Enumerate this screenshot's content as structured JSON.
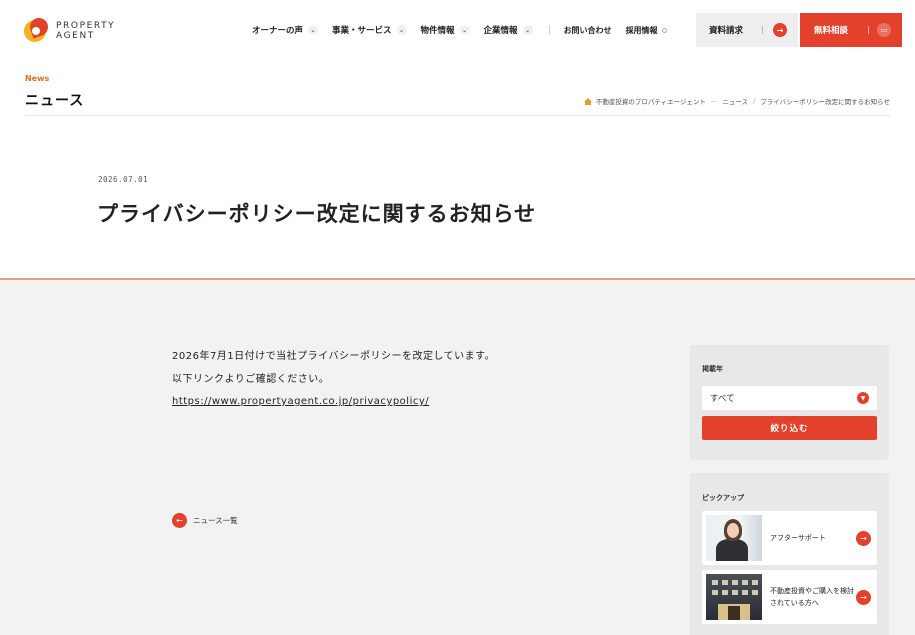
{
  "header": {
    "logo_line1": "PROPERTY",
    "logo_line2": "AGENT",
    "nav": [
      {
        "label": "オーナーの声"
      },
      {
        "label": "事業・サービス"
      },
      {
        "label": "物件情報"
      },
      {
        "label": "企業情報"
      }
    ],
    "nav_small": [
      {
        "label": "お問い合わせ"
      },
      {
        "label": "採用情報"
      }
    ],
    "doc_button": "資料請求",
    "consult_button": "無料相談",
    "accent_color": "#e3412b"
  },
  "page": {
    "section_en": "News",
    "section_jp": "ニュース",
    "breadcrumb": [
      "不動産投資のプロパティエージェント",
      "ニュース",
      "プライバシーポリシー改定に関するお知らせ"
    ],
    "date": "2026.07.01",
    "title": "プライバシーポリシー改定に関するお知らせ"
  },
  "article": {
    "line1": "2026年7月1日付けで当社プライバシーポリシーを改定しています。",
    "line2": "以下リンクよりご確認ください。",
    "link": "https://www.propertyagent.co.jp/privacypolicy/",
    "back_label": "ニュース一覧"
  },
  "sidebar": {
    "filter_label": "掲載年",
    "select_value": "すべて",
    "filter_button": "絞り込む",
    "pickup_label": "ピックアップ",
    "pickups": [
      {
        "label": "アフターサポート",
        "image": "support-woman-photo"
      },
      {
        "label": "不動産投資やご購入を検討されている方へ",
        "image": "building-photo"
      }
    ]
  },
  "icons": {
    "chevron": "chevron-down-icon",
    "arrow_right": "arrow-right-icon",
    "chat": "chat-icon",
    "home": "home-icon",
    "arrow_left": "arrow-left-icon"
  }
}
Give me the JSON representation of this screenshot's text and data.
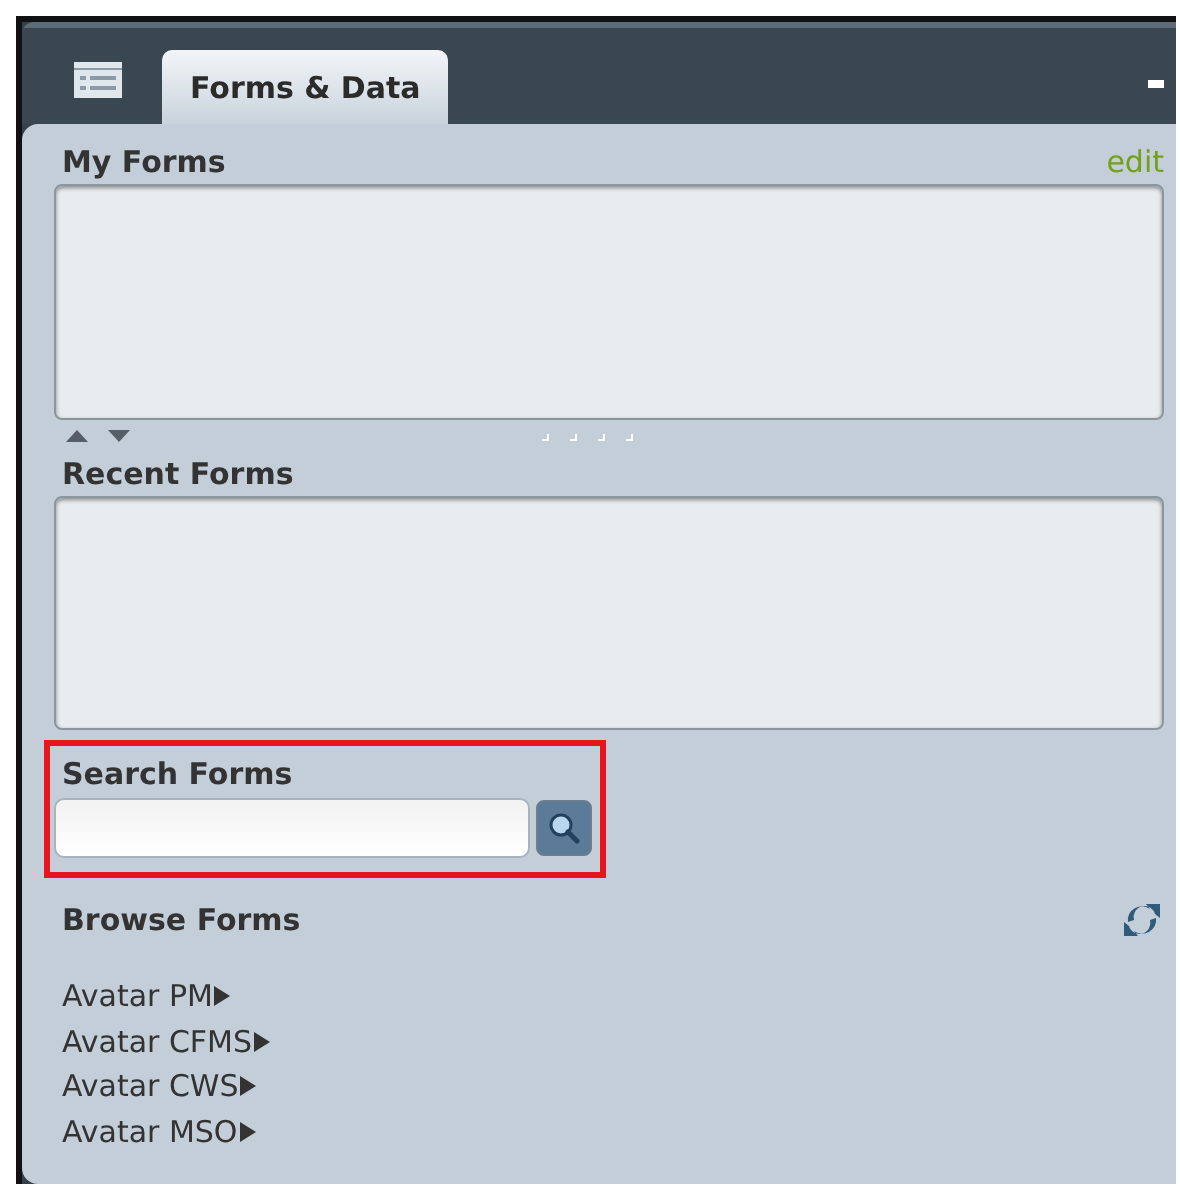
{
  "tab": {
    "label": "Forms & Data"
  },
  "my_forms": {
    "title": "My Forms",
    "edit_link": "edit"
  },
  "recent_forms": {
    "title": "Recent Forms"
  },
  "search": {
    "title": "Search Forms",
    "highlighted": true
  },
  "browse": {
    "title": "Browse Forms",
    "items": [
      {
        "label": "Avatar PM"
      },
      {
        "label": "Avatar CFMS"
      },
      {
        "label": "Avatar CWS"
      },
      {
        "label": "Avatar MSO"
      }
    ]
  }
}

- [The task]: Copy out every line that includes the word "this".

- [Exercise output]:
Enumerate this screenshot's content as structured JSON.
Give me the JSON representation of this screenshot's text and data.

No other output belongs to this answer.